How many of the lines that follow contain the word "image"? Give only the number.

--- start of EXTRACTED RECORDS ---

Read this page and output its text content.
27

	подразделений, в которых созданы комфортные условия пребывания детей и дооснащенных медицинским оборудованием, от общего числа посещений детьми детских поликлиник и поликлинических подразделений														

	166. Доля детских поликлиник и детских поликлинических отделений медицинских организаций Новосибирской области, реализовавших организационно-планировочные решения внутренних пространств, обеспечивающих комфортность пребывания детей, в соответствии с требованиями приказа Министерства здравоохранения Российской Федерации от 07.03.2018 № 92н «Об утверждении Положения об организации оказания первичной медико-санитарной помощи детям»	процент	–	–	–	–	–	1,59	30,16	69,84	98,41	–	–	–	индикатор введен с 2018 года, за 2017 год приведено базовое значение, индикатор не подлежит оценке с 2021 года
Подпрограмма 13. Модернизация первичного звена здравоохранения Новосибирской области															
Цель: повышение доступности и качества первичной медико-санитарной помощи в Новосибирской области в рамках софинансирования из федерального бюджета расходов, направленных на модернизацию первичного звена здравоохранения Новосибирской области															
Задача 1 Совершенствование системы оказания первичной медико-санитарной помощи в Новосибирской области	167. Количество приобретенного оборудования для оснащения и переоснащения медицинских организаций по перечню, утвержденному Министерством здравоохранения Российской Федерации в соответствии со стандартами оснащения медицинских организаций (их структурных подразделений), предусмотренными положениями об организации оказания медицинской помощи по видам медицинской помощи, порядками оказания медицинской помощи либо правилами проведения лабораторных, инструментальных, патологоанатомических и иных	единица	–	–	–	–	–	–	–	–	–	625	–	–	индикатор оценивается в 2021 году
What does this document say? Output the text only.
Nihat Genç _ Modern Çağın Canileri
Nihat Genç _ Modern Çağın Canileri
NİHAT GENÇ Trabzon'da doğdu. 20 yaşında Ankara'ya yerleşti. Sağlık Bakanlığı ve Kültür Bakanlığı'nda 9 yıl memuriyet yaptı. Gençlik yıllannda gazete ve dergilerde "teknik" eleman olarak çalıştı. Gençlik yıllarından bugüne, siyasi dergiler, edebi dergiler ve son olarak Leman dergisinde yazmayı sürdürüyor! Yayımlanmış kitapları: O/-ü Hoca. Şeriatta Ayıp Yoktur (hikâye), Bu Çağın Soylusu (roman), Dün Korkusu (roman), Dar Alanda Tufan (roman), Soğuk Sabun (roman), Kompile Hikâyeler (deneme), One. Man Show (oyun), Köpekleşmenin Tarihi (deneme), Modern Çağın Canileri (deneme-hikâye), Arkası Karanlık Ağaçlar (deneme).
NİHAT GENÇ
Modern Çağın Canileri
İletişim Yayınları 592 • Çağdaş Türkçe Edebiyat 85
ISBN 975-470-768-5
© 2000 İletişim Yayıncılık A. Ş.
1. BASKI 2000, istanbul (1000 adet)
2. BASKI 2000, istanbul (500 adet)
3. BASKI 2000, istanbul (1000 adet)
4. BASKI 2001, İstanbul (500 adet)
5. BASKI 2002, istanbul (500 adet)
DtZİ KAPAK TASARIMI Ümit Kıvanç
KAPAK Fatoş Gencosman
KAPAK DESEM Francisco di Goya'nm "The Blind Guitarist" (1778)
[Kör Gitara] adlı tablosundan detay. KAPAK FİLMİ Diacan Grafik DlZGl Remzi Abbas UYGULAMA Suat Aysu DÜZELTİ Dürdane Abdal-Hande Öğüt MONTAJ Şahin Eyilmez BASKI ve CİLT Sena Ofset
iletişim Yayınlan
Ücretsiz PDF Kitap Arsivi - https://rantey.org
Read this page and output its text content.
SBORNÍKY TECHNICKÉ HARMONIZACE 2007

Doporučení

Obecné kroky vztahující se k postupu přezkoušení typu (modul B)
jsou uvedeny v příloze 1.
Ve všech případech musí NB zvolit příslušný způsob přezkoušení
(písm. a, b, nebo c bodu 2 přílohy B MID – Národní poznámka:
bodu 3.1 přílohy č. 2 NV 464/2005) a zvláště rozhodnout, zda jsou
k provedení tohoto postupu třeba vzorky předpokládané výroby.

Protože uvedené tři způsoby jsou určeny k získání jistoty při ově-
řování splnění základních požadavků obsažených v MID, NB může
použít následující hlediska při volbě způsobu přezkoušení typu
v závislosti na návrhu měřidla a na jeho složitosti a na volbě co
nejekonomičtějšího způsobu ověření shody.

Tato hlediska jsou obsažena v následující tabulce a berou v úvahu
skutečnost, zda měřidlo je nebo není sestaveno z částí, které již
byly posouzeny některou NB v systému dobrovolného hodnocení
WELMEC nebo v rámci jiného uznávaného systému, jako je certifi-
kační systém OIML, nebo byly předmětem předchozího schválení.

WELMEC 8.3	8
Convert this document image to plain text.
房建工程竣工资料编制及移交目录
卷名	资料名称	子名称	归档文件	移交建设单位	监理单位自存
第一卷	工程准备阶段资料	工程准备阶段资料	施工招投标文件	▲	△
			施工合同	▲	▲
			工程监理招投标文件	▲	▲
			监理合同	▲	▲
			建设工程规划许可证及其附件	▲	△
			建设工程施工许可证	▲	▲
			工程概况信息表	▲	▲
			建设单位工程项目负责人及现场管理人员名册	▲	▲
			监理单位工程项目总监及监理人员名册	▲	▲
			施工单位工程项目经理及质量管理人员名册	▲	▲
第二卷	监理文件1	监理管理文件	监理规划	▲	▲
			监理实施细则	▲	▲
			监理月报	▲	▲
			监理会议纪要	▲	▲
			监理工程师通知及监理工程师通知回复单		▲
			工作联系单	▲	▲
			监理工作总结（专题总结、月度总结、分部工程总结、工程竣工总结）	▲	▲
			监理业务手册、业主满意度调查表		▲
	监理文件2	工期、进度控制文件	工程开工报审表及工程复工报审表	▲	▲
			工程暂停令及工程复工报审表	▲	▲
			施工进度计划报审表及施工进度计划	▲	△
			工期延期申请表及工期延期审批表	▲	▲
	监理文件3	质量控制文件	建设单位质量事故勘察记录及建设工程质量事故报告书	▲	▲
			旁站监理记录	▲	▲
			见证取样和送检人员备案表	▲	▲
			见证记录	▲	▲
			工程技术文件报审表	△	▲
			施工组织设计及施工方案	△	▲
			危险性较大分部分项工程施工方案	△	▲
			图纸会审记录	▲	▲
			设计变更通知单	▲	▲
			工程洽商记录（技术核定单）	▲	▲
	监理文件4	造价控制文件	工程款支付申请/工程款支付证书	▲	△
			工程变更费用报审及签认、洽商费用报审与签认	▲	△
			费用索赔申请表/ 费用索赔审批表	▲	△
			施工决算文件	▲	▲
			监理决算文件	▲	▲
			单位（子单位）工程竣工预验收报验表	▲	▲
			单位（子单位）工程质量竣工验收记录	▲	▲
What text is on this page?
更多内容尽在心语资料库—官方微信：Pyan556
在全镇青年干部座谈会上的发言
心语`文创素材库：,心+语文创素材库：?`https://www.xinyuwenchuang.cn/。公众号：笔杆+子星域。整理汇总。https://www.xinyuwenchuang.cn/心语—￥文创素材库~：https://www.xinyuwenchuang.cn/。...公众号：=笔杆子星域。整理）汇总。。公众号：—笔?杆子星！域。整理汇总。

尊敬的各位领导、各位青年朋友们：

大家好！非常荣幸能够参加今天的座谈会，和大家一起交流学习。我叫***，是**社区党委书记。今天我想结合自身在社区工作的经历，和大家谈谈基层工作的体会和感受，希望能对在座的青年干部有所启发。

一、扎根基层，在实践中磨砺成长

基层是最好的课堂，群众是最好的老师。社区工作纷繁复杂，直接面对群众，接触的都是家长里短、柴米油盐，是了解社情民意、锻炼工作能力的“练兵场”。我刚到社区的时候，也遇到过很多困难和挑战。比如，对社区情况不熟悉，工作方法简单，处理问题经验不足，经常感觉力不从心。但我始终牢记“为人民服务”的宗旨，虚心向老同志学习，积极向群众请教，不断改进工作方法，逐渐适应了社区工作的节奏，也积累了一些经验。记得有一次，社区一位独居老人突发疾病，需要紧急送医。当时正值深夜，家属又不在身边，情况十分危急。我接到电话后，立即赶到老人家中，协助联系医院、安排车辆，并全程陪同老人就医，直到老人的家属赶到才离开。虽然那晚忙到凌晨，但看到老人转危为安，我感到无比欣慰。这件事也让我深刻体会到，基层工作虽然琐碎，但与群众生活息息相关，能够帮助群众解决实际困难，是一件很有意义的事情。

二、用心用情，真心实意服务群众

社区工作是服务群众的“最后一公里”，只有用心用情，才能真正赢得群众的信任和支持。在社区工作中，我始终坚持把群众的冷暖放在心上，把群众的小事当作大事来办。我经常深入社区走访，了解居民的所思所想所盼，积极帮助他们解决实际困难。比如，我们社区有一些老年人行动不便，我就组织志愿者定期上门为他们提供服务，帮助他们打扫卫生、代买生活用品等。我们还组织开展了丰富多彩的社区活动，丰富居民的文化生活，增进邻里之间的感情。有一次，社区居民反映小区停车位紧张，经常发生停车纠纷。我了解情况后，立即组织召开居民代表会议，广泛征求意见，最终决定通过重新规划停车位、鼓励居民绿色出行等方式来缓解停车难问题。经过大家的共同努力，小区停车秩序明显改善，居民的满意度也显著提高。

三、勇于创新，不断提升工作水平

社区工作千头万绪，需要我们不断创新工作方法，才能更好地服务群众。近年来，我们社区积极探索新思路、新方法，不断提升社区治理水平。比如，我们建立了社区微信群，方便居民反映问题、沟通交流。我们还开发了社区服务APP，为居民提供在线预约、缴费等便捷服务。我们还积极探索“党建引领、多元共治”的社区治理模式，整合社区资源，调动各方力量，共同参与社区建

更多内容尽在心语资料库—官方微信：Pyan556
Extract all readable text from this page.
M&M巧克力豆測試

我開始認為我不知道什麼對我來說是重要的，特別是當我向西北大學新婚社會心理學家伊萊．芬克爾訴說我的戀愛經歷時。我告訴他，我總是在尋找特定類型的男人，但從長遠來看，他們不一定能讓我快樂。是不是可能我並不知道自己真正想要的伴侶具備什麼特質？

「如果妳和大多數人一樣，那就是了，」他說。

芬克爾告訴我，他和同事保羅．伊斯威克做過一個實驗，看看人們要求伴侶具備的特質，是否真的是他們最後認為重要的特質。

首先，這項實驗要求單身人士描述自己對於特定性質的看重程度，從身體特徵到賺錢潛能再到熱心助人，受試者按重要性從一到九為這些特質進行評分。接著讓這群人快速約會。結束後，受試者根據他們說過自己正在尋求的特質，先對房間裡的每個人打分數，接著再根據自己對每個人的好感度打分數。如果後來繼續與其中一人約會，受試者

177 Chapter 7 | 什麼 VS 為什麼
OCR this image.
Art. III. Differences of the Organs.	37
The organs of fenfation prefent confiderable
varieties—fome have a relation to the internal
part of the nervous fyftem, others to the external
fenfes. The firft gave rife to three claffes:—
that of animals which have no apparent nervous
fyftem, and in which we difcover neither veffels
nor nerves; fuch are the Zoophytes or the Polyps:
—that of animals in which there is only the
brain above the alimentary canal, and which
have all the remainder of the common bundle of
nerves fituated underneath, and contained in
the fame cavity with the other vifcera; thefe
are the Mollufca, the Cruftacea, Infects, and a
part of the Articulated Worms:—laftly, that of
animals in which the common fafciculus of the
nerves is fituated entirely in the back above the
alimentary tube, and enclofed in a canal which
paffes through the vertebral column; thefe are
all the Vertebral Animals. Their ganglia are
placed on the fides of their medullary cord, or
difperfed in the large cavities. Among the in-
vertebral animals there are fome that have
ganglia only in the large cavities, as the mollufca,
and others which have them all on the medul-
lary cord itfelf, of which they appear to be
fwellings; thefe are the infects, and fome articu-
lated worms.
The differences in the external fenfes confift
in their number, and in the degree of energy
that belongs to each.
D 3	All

--- end of EXTRACTED RECORDS ---

▸ **ANSWER FOR THIS EXERCISE**
2